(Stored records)
[Start]
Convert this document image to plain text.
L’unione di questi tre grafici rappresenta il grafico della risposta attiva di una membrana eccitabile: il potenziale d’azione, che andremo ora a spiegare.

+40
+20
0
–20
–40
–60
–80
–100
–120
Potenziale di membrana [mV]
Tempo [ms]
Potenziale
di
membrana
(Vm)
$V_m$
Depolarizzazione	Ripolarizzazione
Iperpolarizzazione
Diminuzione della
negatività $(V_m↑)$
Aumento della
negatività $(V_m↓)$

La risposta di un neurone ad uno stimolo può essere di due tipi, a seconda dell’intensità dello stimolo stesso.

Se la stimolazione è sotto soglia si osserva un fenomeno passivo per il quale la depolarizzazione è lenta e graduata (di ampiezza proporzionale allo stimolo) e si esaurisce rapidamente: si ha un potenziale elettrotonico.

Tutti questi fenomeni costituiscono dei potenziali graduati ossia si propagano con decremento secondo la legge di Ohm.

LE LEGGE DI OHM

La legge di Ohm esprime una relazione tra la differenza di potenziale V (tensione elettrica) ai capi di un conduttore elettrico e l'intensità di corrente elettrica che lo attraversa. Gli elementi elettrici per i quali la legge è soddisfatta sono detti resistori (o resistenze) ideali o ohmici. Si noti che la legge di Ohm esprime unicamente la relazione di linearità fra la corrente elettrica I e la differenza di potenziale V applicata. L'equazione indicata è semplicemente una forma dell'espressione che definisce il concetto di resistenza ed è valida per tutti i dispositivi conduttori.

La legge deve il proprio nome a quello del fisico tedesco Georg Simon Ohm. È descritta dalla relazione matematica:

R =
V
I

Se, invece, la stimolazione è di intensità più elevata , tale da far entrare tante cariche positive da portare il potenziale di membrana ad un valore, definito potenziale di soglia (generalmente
[End]
**What to do:** Report how many lines include the word "stimolo". Give nothing but the number.

**Response:** 2